- _Goal_
In the records below, copy word for word the stretch from the line containing "What elements are" through the line containing "y-axis-ticks: 10 5", including both of those lines and nothing else.

- _Task inputs_
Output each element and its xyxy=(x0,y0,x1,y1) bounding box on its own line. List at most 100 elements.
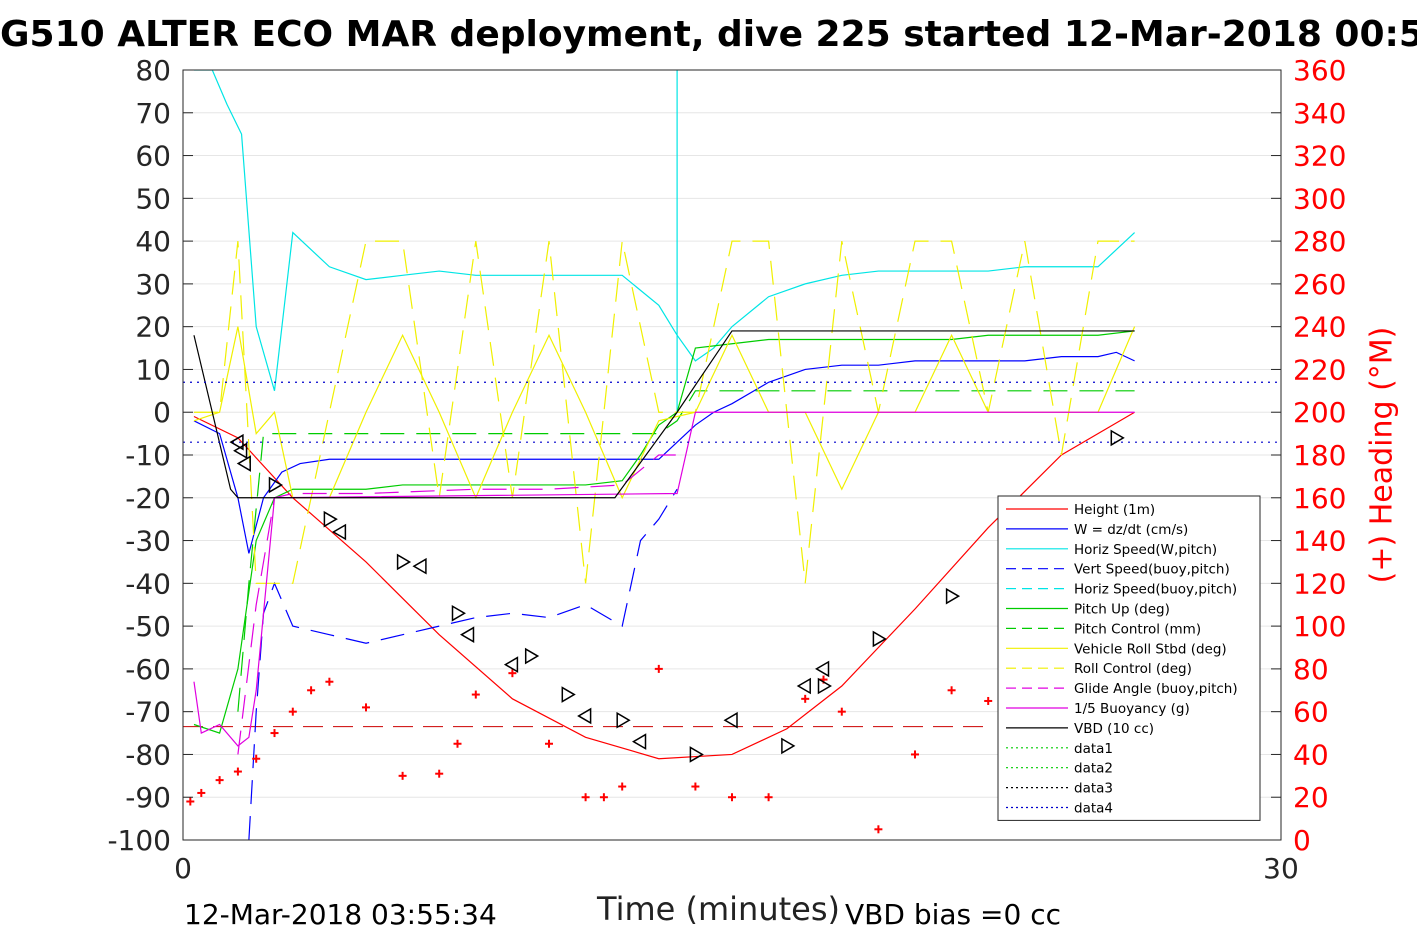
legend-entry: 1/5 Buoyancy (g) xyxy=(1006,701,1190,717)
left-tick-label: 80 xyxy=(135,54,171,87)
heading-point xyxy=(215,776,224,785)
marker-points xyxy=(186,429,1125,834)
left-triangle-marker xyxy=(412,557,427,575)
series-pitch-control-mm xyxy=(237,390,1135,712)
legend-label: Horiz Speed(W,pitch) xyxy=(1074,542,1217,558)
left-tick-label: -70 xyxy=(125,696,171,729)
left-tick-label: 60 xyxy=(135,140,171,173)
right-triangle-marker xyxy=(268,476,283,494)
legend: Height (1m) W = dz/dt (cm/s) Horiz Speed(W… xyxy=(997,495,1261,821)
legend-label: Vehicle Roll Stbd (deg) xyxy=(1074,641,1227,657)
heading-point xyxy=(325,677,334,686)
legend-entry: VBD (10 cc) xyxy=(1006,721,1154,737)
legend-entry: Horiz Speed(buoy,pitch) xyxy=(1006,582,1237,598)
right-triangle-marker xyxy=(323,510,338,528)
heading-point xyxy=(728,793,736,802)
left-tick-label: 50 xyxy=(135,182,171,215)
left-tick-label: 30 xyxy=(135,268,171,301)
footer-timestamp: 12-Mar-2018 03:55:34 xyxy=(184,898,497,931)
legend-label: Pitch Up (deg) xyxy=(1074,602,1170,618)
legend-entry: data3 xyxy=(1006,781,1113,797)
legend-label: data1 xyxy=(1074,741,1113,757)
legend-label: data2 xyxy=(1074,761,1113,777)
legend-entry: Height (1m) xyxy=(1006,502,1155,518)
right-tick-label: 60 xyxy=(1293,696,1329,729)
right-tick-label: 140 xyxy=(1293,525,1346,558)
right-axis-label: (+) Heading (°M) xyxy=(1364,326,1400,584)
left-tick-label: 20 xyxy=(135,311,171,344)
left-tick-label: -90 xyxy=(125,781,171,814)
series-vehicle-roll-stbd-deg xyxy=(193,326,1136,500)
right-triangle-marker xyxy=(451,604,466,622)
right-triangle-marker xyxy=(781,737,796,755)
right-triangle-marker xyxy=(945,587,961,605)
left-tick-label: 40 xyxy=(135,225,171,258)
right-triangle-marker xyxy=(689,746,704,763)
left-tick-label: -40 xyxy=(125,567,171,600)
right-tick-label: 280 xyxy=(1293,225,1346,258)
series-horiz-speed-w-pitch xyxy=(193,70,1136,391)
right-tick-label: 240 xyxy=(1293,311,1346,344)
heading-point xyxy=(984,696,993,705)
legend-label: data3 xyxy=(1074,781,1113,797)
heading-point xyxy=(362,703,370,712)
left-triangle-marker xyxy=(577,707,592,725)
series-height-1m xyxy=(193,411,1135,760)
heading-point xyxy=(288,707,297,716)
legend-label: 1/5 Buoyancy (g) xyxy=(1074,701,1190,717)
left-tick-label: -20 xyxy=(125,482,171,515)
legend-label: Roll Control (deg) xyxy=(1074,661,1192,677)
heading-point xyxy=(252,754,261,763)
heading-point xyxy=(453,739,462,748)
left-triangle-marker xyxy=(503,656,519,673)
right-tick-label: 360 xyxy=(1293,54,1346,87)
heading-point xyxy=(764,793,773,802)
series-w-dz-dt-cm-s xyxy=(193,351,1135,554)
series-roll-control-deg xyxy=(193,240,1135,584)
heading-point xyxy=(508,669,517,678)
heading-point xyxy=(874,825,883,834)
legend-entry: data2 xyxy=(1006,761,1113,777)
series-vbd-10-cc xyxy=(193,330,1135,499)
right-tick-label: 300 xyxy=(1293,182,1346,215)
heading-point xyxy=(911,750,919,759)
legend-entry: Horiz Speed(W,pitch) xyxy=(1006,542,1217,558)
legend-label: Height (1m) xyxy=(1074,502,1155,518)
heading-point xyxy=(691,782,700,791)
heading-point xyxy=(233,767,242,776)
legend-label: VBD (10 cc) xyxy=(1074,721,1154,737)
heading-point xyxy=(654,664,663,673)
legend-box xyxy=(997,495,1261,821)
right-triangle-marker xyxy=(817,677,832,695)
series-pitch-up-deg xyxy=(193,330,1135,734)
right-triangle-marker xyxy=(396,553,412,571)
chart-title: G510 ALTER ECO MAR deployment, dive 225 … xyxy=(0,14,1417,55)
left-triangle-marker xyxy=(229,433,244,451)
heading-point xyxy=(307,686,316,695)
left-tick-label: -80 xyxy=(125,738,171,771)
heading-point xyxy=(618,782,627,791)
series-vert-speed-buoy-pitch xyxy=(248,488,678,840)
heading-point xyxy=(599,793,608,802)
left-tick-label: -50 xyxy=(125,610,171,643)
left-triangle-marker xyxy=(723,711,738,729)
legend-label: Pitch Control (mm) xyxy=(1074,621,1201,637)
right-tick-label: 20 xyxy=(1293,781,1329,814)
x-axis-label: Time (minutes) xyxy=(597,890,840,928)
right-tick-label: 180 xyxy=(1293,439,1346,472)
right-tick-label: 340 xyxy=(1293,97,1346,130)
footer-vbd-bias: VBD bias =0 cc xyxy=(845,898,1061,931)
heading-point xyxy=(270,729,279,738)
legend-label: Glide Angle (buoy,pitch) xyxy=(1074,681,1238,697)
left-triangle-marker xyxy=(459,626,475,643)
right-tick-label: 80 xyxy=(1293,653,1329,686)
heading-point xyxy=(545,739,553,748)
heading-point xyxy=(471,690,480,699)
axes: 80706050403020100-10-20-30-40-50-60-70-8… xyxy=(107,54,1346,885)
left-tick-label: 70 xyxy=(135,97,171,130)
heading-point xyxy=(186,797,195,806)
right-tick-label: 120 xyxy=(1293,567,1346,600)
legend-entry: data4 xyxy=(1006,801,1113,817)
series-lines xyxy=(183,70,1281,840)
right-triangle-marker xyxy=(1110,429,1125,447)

* * *

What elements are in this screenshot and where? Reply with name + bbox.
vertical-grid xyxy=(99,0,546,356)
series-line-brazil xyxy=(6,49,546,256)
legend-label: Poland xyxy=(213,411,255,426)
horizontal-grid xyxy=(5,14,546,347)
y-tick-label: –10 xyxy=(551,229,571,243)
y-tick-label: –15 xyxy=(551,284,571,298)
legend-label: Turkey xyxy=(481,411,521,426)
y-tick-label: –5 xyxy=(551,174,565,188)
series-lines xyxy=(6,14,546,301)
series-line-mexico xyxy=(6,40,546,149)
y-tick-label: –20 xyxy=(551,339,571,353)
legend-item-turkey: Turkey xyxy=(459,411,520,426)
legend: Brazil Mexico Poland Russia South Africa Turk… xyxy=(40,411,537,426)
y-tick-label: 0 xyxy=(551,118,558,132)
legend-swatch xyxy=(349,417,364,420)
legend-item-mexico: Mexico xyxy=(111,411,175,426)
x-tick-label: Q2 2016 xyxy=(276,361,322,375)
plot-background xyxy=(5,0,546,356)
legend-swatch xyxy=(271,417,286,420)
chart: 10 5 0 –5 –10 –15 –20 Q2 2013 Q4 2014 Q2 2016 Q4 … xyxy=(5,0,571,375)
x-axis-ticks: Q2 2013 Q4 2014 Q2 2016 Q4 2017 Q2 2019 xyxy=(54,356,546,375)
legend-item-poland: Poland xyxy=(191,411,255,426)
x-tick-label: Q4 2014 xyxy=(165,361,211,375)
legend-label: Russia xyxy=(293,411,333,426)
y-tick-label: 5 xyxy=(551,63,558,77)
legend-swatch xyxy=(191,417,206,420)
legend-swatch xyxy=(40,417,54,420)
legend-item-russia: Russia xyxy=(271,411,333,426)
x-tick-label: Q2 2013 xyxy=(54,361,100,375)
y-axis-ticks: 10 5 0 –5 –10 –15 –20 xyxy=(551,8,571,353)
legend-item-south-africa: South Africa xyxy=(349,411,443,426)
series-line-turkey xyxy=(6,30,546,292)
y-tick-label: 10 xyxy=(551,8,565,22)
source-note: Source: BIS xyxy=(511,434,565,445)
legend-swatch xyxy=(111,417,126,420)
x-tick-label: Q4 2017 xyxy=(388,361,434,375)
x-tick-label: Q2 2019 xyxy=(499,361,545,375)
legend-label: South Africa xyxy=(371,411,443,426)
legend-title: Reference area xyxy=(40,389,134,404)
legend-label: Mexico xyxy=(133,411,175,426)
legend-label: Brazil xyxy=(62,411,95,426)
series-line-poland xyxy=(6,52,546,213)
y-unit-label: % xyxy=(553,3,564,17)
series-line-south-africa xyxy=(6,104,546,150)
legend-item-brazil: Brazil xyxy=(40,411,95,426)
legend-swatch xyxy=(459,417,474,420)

- _Result below_
What elements are in this screenshot and where? Reply with name + bbox.
vertical-grid xyxy=(99,0,546,356)
series-line-brazil xyxy=(6,49,546,256)
legend-label: Poland xyxy=(213,411,255,426)
horizontal-grid xyxy=(5,14,546,347)
y-tick-label: –10 xyxy=(551,229,571,243)
y-tick-label: –15 xyxy=(551,284,571,298)
legend-label: Turkey xyxy=(481,411,521,426)
y-tick-label: –5 xyxy=(551,174,565,188)
series-lines xyxy=(6,14,546,301)
series-line-mexico xyxy=(6,40,546,149)
y-tick-label: –20 xyxy=(551,339,571,353)
legend-item-turkey: Turkey xyxy=(459,411,520,426)
legend: Brazil Mexico Poland Russia South Africa Turk… xyxy=(40,411,537,426)
y-tick-label: 0 xyxy=(551,118,558,132)
legend-swatch xyxy=(349,417,364,420)
legend-item-mexico: Mexico xyxy=(111,411,175,426)
x-tick-label: Q2 2016 xyxy=(276,361,322,375)
plot-background xyxy=(5,0,546,356)
legend-swatch xyxy=(271,417,286,420)
chart: 10 5 0 –5 –10 –15 –20 Q2 2013 Q4 2014 Q2 2016 Q4 … xyxy=(5,0,571,375)
x-axis-ticks: Q2 2013 Q4 2014 Q2 2016 Q4 2017 Q2 2019 xyxy=(54,356,546,375)
legend-item-poland: Poland xyxy=(191,411,255,426)
x-tick-label: Q4 2014 xyxy=(165,361,211,375)
legend-label: Russia xyxy=(293,411,333,426)
y-tick-label: 5 xyxy=(551,63,558,77)
legend-swatch xyxy=(191,417,206,420)
legend-swatch xyxy=(40,417,54,420)
legend-item-russia: Russia xyxy=(271,411,333,426)
x-tick-label: Q2 2013 xyxy=(54,361,100,375)
y-axis-ticks: 10 5 0 –5 –10 –15 –20 xyxy=(551,8,571,353)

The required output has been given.